▶ [Objective]: Each line that holds the word "text" is to be identified and copied.
-----
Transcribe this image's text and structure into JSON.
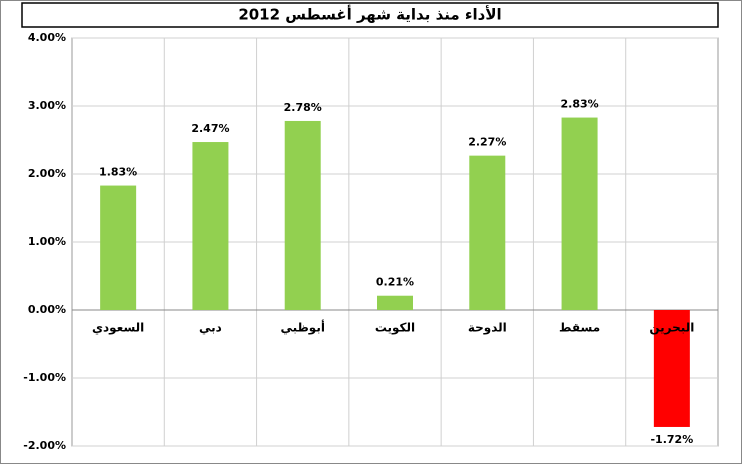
{
  "chart_data": {
    "type": "bar",
    "title": "الأداء منذ بداية شهر أغسطس 2012",
    "categories": [
      "السعودي",
      "دبي",
      "أبوظبي",
      "الكويت",
      "الدوحة",
      "مسقط",
      "البحرين"
    ],
    "values": [
      1.83,
      2.47,
      2.78,
      0.21,
      2.27,
      2.83,
      -1.72
    ],
    "value_labels": [
      "1.83%",
      "2.47%",
      "2.78%",
      "0.21%",
      "2.27%",
      "2.83%",
      "-1.72%"
    ],
    "colors": [
      "#92d050",
      "#92d050",
      "#92d050",
      "#92d050",
      "#92d050",
      "#92d050",
      "#ff0000"
    ],
    "ylim": [
      -2,
      4
    ],
    "yticks": [
      {
        "value": -2,
        "label": "-2.00%"
      },
      {
        "value": -1,
        "label": "-1.00%"
      },
      {
        "value": 0,
        "label": "0.00%"
      },
      {
        "value": 1,
        "label": "1.00%"
      },
      {
        "value": 2,
        "label": "2.00%"
      },
      {
        "value": 3,
        "label": "3.00%"
      },
      {
        "value": 4,
        "label": "4.00%"
      }
    ],
    "grid": true
  }
}
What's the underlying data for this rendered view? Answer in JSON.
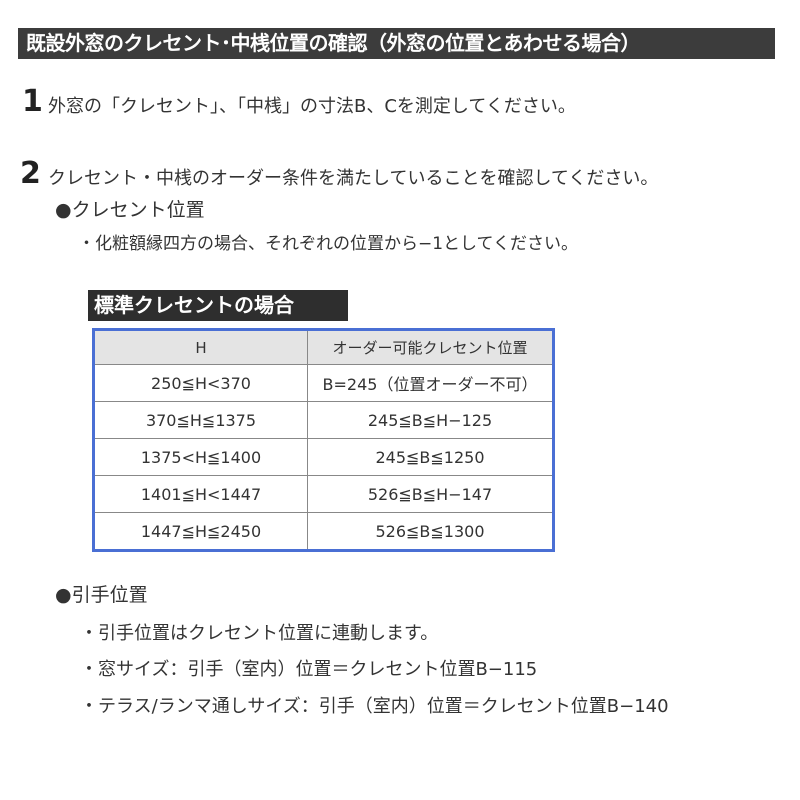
{
  "title": "既設外窓のクレセント･中桟位置の確認（外窓の位置とあわせる場合）",
  "step1": {
    "num": "1",
    "text": "外窓の「クレセント」、「中桟」の寸法B、Cを測定してください。"
  },
  "step2": {
    "num": "2",
    "text": "クレセント・中桟のオーダー条件を満たしていることを確認してください。"
  },
  "crescent": {
    "heading": "●クレセント位置",
    "note": "・化粧額縁四方の場合、それぞれの位置から−1としてください。"
  },
  "table": {
    "label": "標準クレセントの場合",
    "headers": [
      "H",
      "オーダー可能クレセント位置"
    ],
    "rows": [
      [
        "250≦H<370",
        "B=245（位置オーダー不可）"
      ],
      [
        "370≦H≦1375",
        "245≦B≦H−125"
      ],
      [
        "1375<H≦1400",
        "245≦B≦1250"
      ],
      [
        "1401≦H<1447",
        "526≦B≦H−147"
      ],
      [
        "1447≦H≦2450",
        "526≦B≦1300"
      ]
    ]
  },
  "handle": {
    "heading": "●引手位置",
    "items": [
      "・引手位置はクレセント位置に連動します。",
      "・窓サイズ：引手（室内）位置＝クレセント位置B−115",
      "・テラス/ランマ通しサイズ：引手（室内）位置＝クレセント位置B−140"
    ]
  }
}
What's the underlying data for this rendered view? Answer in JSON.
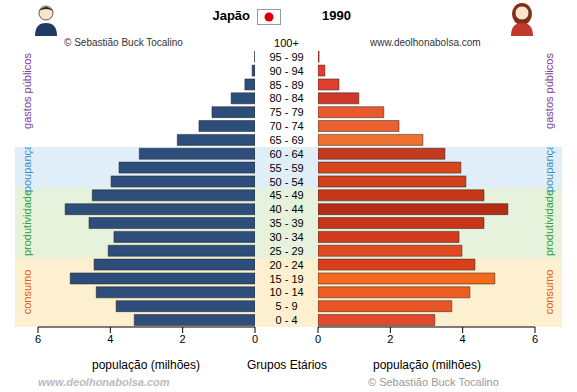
{
  "chart_data": {
    "type": "bar",
    "orientation": "horizontal",
    "title": "Japão",
    "subtitle": "1990",
    "xlabel": "população (milhões)",
    "ylabel": "Grupos Etários",
    "credits": [
      "© Sebastião Buck Tocalino",
      "www.deolhonabolsa.com"
    ],
    "categories": [
      "0 - 4",
      "5 - 9",
      "10 - 14",
      "15 - 19",
      "20 - 24",
      "25 - 29",
      "30 - 34",
      "35 - 39",
      "40 - 44",
      "45 - 49",
      "50 - 54",
      "55 - 59",
      "60 - 64",
      "65 - 69",
      "70 - 74",
      "75 - 79",
      "80 - 84",
      "85 - 89",
      "90 - 94",
      "95 - 99",
      "100+"
    ],
    "series": [
      {
        "color": "#2d4e7a",
        "values": [
          3.34,
          3.84,
          4.39,
          5.11,
          4.45,
          4.06,
          3.9,
          4.59,
          5.25,
          4.5,
          3.98,
          3.76,
          3.2,
          2.15,
          1.55,
          1.19,
          0.66,
          0.28,
          0.08,
          0.01,
          0
        ]
      },
      {
        "colors": [
          "#e2492a",
          "#ea5525",
          "#ee5e22",
          "#f26a1d",
          "#d8401c",
          "#e04a22",
          "#d23a1c",
          "#c8361a",
          "#b42c16",
          "#c4381a",
          "#d0401c",
          "#d8461e",
          "#c43a1e",
          "#f07030",
          "#ec6030",
          "#e85a2e",
          "#d0382a",
          "#e0402e",
          "#e83a2e",
          "#e83a2e",
          "#e83a2e"
        ],
        "values": [
          3.23,
          3.7,
          4.2,
          4.89,
          4.34,
          3.98,
          3.9,
          4.59,
          5.25,
          4.59,
          4.09,
          3.95,
          3.51,
          2.9,
          2.24,
          1.82,
          1.13,
          0.58,
          0.19,
          0.03,
          0
        ]
      }
    ],
    "xlim": [
      0,
      6
    ],
    "xticks": [
      0,
      2,
      4,
      6
    ],
    "annotations": [
      {
        "text": "consumo",
        "from": "0 - 4",
        "to": "20 - 24",
        "color": "#e05a1a"
      },
      {
        "text": "produtividade",
        "from": "25 - 29",
        "to": "45 - 49",
        "color": "#2e9e3e"
      },
      {
        "text": "poupança",
        "from": "50 - 54",
        "to": "60 - 64",
        "color": "#3a8ec4"
      },
      {
        "text": "gastos públicos",
        "from": "65 - 69",
        "to": "100+",
        "color": "#8040a0"
      }
    ]
  }
}
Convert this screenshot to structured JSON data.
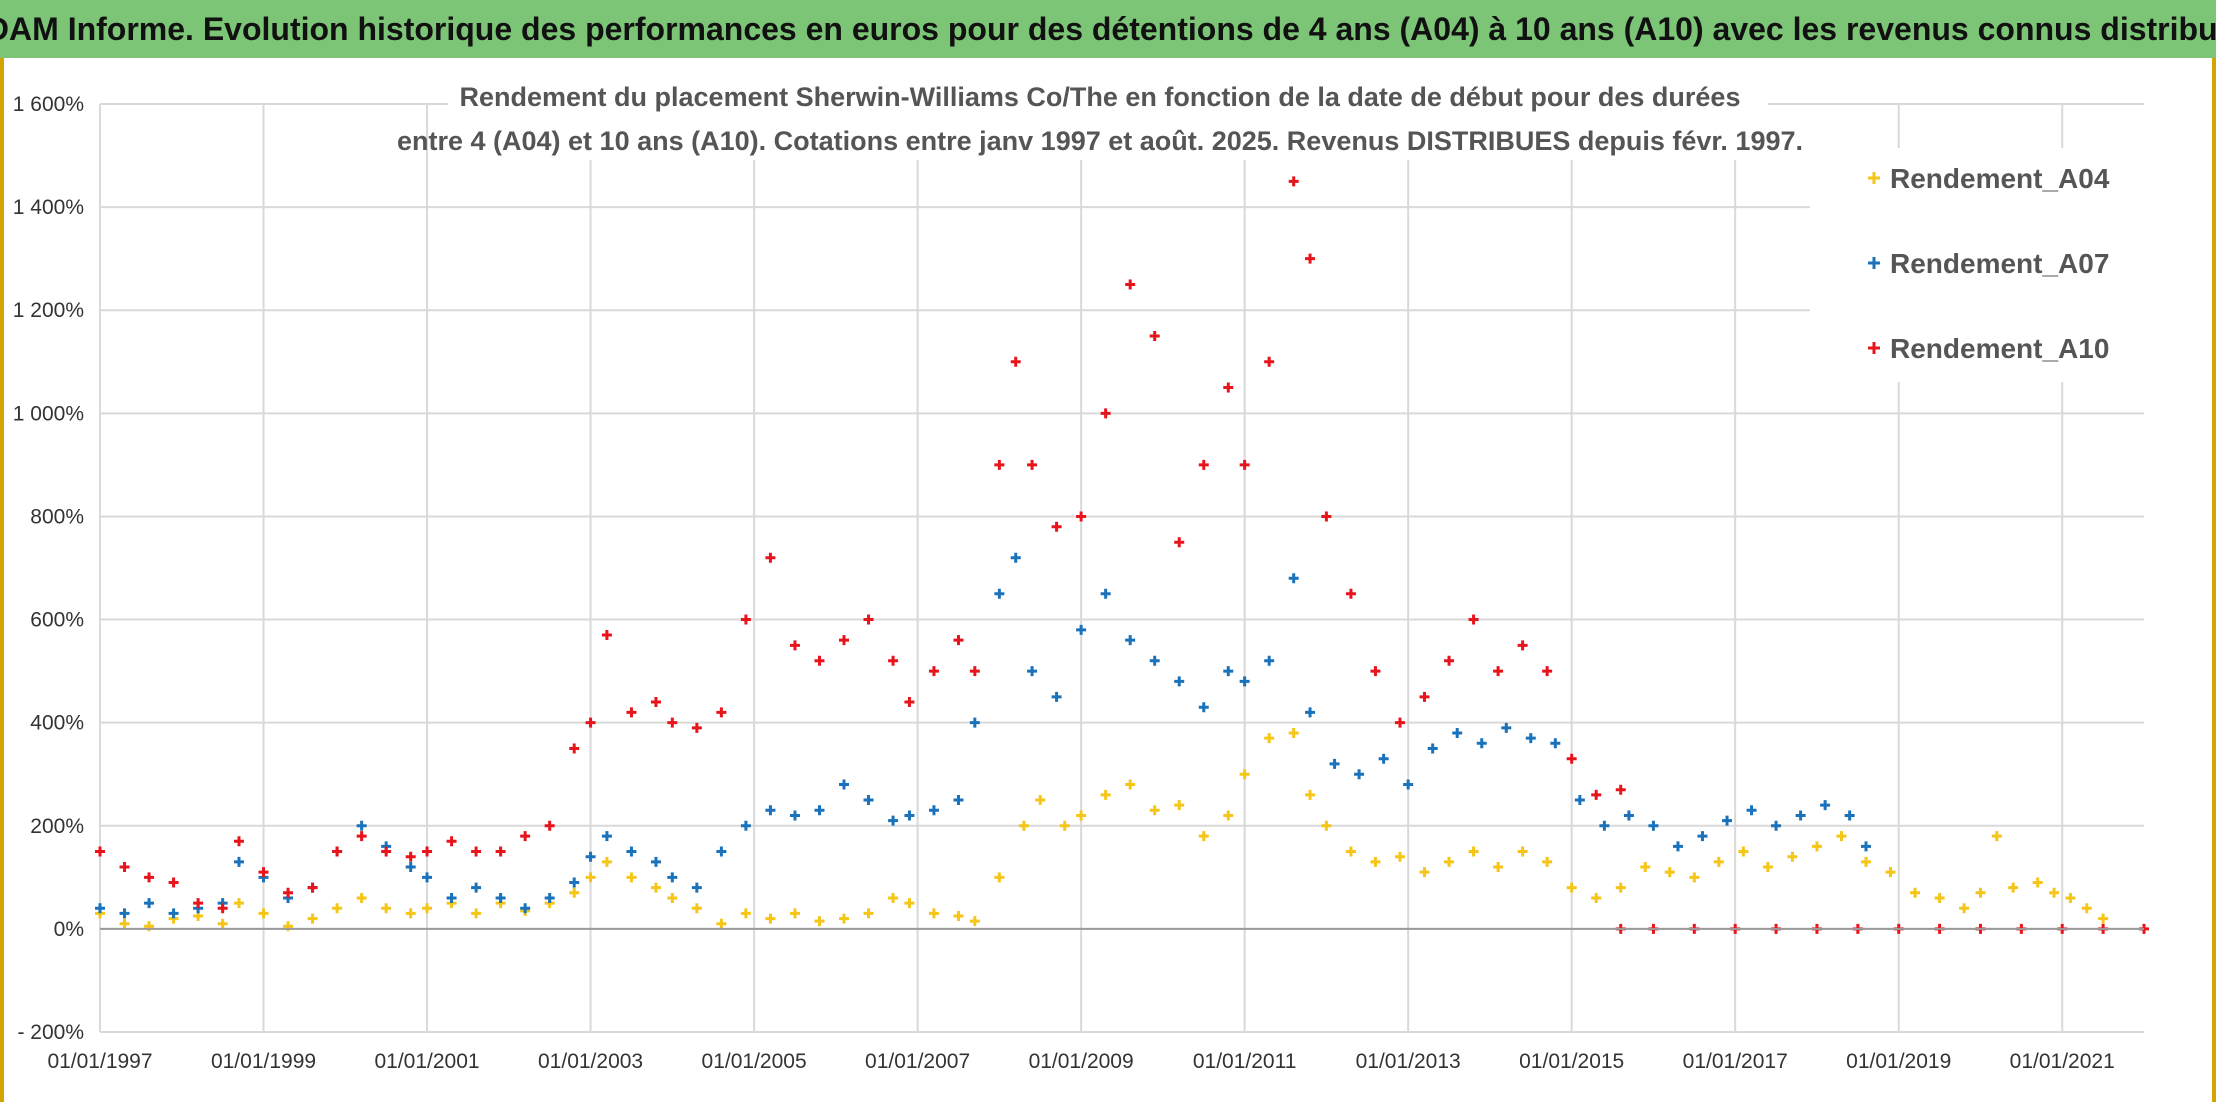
{
  "banner": {
    "title": "ADAM Informe. Evolution historique des performances en euros pour des détentions de 4 ans (A04) à 10 ans (A10) avec les revenus connus distribués"
  },
  "chart_data": {
    "type": "scatter",
    "title_line1": "Rendement du placement Sherwin-Williams Co/The en fonction de la date de début pour des durées",
    "title_line2": "entre 4 (A04) et 10 ans (A10). Cotations entre janv 1997 et août. 2025. Revenus DISTRIBUES depuis févr. 1997.",
    "xlabel": "",
    "ylabel": "",
    "x_ticks": [
      "01/01/1997",
      "01/01/1999",
      "01/01/2001",
      "01/01/2003",
      "01/01/2005",
      "01/01/2007",
      "01/01/2009",
      "01/01/2011",
      "01/01/2013",
      "01/01/2015",
      "01/01/2017",
      "01/01/2019",
      "01/01/2021"
    ],
    "y_ticks": [
      "- 200%",
      "0%",
      "200%",
      "400%",
      "600%",
      "800%",
      "1 000%",
      "1 200%",
      "1 400%",
      "1 600%"
    ],
    "xlim": [
      1997.0,
      2022.0
    ],
    "ylim": [
      -200,
      1600
    ],
    "grid": true,
    "legend_position": "top-right",
    "marker": "+",
    "series": [
      {
        "name": "Rendement_A04",
        "color": "#f5c518",
        "points": [
          [
            1997.0,
            30
          ],
          [
            1997.3,
            10
          ],
          [
            1997.6,
            5
          ],
          [
            1997.9,
            20
          ],
          [
            1998.2,
            25
          ],
          [
            1998.5,
            10
          ],
          [
            1998.7,
            50
          ],
          [
            1999.0,
            30
          ],
          [
            1999.3,
            5
          ],
          [
            1999.6,
            20
          ],
          [
            1999.9,
            40
          ],
          [
            2000.2,
            60
          ],
          [
            2000.5,
            40
          ],
          [
            2000.8,
            30
          ],
          [
            2001.0,
            40
          ],
          [
            2001.3,
            50
          ],
          [
            2001.6,
            30
          ],
          [
            2001.9,
            50
          ],
          [
            2002.2,
            35
          ],
          [
            2002.5,
            50
          ],
          [
            2002.8,
            70
          ],
          [
            2003.0,
            100
          ],
          [
            2003.2,
            130
          ],
          [
            2003.5,
            100
          ],
          [
            2003.8,
            80
          ],
          [
            2004.0,
            60
          ],
          [
            2004.3,
            40
          ],
          [
            2004.6,
            10
          ],
          [
            2004.9,
            30
          ],
          [
            2005.2,
            20
          ],
          [
            2005.5,
            30
          ],
          [
            2005.8,
            15
          ],
          [
            2006.1,
            20
          ],
          [
            2006.4,
            30
          ],
          [
            2006.7,
            60
          ],
          [
            2006.9,
            50
          ],
          [
            2007.2,
            30
          ],
          [
            2007.5,
            25
          ],
          [
            2007.7,
            15
          ],
          [
            2008.0,
            100
          ],
          [
            2008.3,
            200
          ],
          [
            2008.5,
            250
          ],
          [
            2008.8,
            200
          ],
          [
            2009.0,
            220
          ],
          [
            2009.3,
            260
          ],
          [
            2009.6,
            280
          ],
          [
            2009.9,
            230
          ],
          [
            2010.2,
            240
          ],
          [
            2010.5,
            180
          ],
          [
            2010.8,
            220
          ],
          [
            2011.0,
            300
          ],
          [
            2011.3,
            370
          ],
          [
            2011.6,
            380
          ],
          [
            2011.8,
            260
          ],
          [
            2012.0,
            200
          ],
          [
            2012.3,
            150
          ],
          [
            2012.6,
            130
          ],
          [
            2012.9,
            140
          ],
          [
            2013.2,
            110
          ],
          [
            2013.5,
            130
          ],
          [
            2013.8,
            150
          ],
          [
            2014.1,
            120
          ],
          [
            2014.4,
            150
          ],
          [
            2014.7,
            130
          ],
          [
            2015.0,
            80
          ],
          [
            2015.3,
            60
          ],
          [
            2015.6,
            80
          ],
          [
            2015.9,
            120
          ],
          [
            2016.2,
            110
          ],
          [
            2016.5,
            100
          ],
          [
            2016.8,
            130
          ],
          [
            2017.1,
            150
          ],
          [
            2017.4,
            120
          ],
          [
            2017.7,
            140
          ],
          [
            2018.0,
            160
          ],
          [
            2018.3,
            180
          ],
          [
            2018.6,
            130
          ],
          [
            2018.9,
            110
          ],
          [
            2019.2,
            70
          ],
          [
            2019.5,
            60
          ],
          [
            2019.8,
            40
          ],
          [
            2020.0,
            70
          ],
          [
            2020.2,
            180
          ],
          [
            2020.4,
            80
          ],
          [
            2020.7,
            90
          ],
          [
            2020.9,
            70
          ],
          [
            2021.1,
            60
          ],
          [
            2021.3,
            40
          ],
          [
            2021.5,
            20
          ]
        ]
      },
      {
        "name": "Rendement_A07",
        "color": "#1a72bb",
        "points": [
          [
            1997.0,
            40
          ],
          [
            1997.3,
            30
          ],
          [
            1997.6,
            50
          ],
          [
            1997.9,
            30
          ],
          [
            1998.2,
            40
          ],
          [
            1998.5,
            50
          ],
          [
            1998.7,
            130
          ],
          [
            1999.0,
            100
          ],
          [
            1999.3,
            60
          ],
          [
            1999.6,
            80
          ],
          [
            1999.9,
            150
          ],
          [
            2000.2,
            200
          ],
          [
            2000.5,
            160
          ],
          [
            2000.8,
            120
          ],
          [
            2001.0,
            100
          ],
          [
            2001.3,
            60
          ],
          [
            2001.6,
            80
          ],
          [
            2001.9,
            60
          ],
          [
            2002.2,
            40
          ],
          [
            2002.5,
            60
          ],
          [
            2002.8,
            90
          ],
          [
            2003.0,
            140
          ],
          [
            2003.2,
            180
          ],
          [
            2003.5,
            150
          ],
          [
            2003.8,
            130
          ],
          [
            2004.0,
            100
          ],
          [
            2004.3,
            80
          ],
          [
            2004.6,
            150
          ],
          [
            2004.9,
            200
          ],
          [
            2005.2,
            230
          ],
          [
            2005.5,
            220
          ],
          [
            2005.8,
            230
          ],
          [
            2006.1,
            280
          ],
          [
            2006.4,
            250
          ],
          [
            2006.7,
            210
          ],
          [
            2006.9,
            220
          ],
          [
            2007.2,
            230
          ],
          [
            2007.5,
            250
          ],
          [
            2007.7,
            400
          ],
          [
            2008.0,
            650
          ],
          [
            2008.2,
            720
          ],
          [
            2008.4,
            500
          ],
          [
            2008.7,
            450
          ],
          [
            2009.0,
            580
          ],
          [
            2009.3,
            650
          ],
          [
            2009.6,
            560
          ],
          [
            2009.9,
            520
          ],
          [
            2010.2,
            480
          ],
          [
            2010.5,
            430
          ],
          [
            2010.8,
            500
          ],
          [
            2011.0,
            480
          ],
          [
            2011.3,
            520
          ],
          [
            2011.6,
            680
          ],
          [
            2011.8,
            420
          ],
          [
            2012.1,
            320
          ],
          [
            2012.4,
            300
          ],
          [
            2012.7,
            330
          ],
          [
            2013.0,
            280
          ],
          [
            2013.3,
            350
          ],
          [
            2013.6,
            380
          ],
          [
            2013.9,
            360
          ],
          [
            2014.2,
            390
          ],
          [
            2014.5,
            370
          ],
          [
            2014.8,
            360
          ],
          [
            2015.1,
            250
          ],
          [
            2015.4,
            200
          ],
          [
            2015.7,
            220
          ],
          [
            2016.0,
            200
          ],
          [
            2016.3,
            160
          ],
          [
            2016.6,
            180
          ],
          [
            2016.9,
            210
          ],
          [
            2017.2,
            230
          ],
          [
            2017.5,
            200
          ],
          [
            2017.8,
            220
          ],
          [
            2018.1,
            240
          ],
          [
            2018.4,
            220
          ],
          [
            2018.6,
            160
          ]
        ]
      },
      {
        "name": "Rendement_A10",
        "color": "#e8141c",
        "points": [
          [
            1997.0,
            150
          ],
          [
            1997.3,
            120
          ],
          [
            1997.6,
            100
          ],
          [
            1997.9,
            90
          ],
          [
            1998.2,
            50
          ],
          [
            1998.5,
            40
          ],
          [
            1998.7,
            170
          ],
          [
            1999.0,
            110
          ],
          [
            1999.3,
            70
          ],
          [
            1999.6,
            80
          ],
          [
            1999.9,
            150
          ],
          [
            2000.2,
            180
          ],
          [
            2000.5,
            150
          ],
          [
            2000.8,
            140
          ],
          [
            2001.0,
            150
          ],
          [
            2001.3,
            170
          ],
          [
            2001.6,
            150
          ],
          [
            2001.9,
            150
          ],
          [
            2002.2,
            180
          ],
          [
            2002.5,
            200
          ],
          [
            2002.8,
            350
          ],
          [
            2003.0,
            400
          ],
          [
            2003.2,
            570
          ],
          [
            2003.5,
            420
          ],
          [
            2003.8,
            440
          ],
          [
            2004.0,
            400
          ],
          [
            2004.3,
            390
          ],
          [
            2004.6,
            420
          ],
          [
            2004.9,
            600
          ],
          [
            2005.2,
            720
          ],
          [
            2005.5,
            550
          ],
          [
            2005.8,
            520
          ],
          [
            2006.1,
            560
          ],
          [
            2006.4,
            600
          ],
          [
            2006.7,
            520
          ],
          [
            2006.9,
            440
          ],
          [
            2007.2,
            500
          ],
          [
            2007.5,
            560
          ],
          [
            2007.7,
            500
          ],
          [
            2008.0,
            900
          ],
          [
            2008.2,
            1100
          ],
          [
            2008.4,
            900
          ],
          [
            2008.7,
            780
          ],
          [
            2009.0,
            800
          ],
          [
            2009.3,
            1000
          ],
          [
            2009.6,
            1250
          ],
          [
            2009.9,
            1150
          ],
          [
            2010.2,
            750
          ],
          [
            2010.5,
            900
          ],
          [
            2010.8,
            1050
          ],
          [
            2011.0,
            900
          ],
          [
            2011.3,
            1100
          ],
          [
            2011.6,
            1450
          ],
          [
            2011.8,
            1300
          ],
          [
            2012.0,
            800
          ],
          [
            2012.3,
            650
          ],
          [
            2012.6,
            500
          ],
          [
            2012.9,
            400
          ],
          [
            2013.2,
            450
          ],
          [
            2013.5,
            520
          ],
          [
            2013.8,
            600
          ],
          [
            2014.1,
            500
          ],
          [
            2014.4,
            550
          ],
          [
            2014.7,
            500
          ],
          [
            2015.0,
            330
          ],
          [
            2015.3,
            260
          ],
          [
            2015.6,
            270
          ]
        ]
      },
      {
        "name": "",
        "color": "#e8141c",
        "points": [
          [
            2015.6,
            0
          ],
          [
            2016.0,
            0
          ],
          [
            2016.5,
            0
          ],
          [
            2017.0,
            0
          ],
          [
            2017.5,
            0
          ],
          [
            2018.0,
            0
          ],
          [
            2018.5,
            0
          ],
          [
            2019.0,
            0
          ],
          [
            2019.5,
            0
          ],
          [
            2020.0,
            0
          ],
          [
            2020.5,
            0
          ],
          [
            2021.0,
            0
          ],
          [
            2021.5,
            0
          ],
          [
            2022.0,
            0
          ]
        ]
      }
    ]
  }
}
-----
▶ [Response below]:
Transcribe this image's text and structure into JSON.
    "text": "外窓の「クレセント」、「中桟」の寸法B、Cを測定してください。"
    "text": "クレセント・中桟のオーダー条件を満たしていることを確認してください。"
        "text": "consumo",
        "text": "produtividade",
        "text": "poupança",
        "text": "gastos públicos",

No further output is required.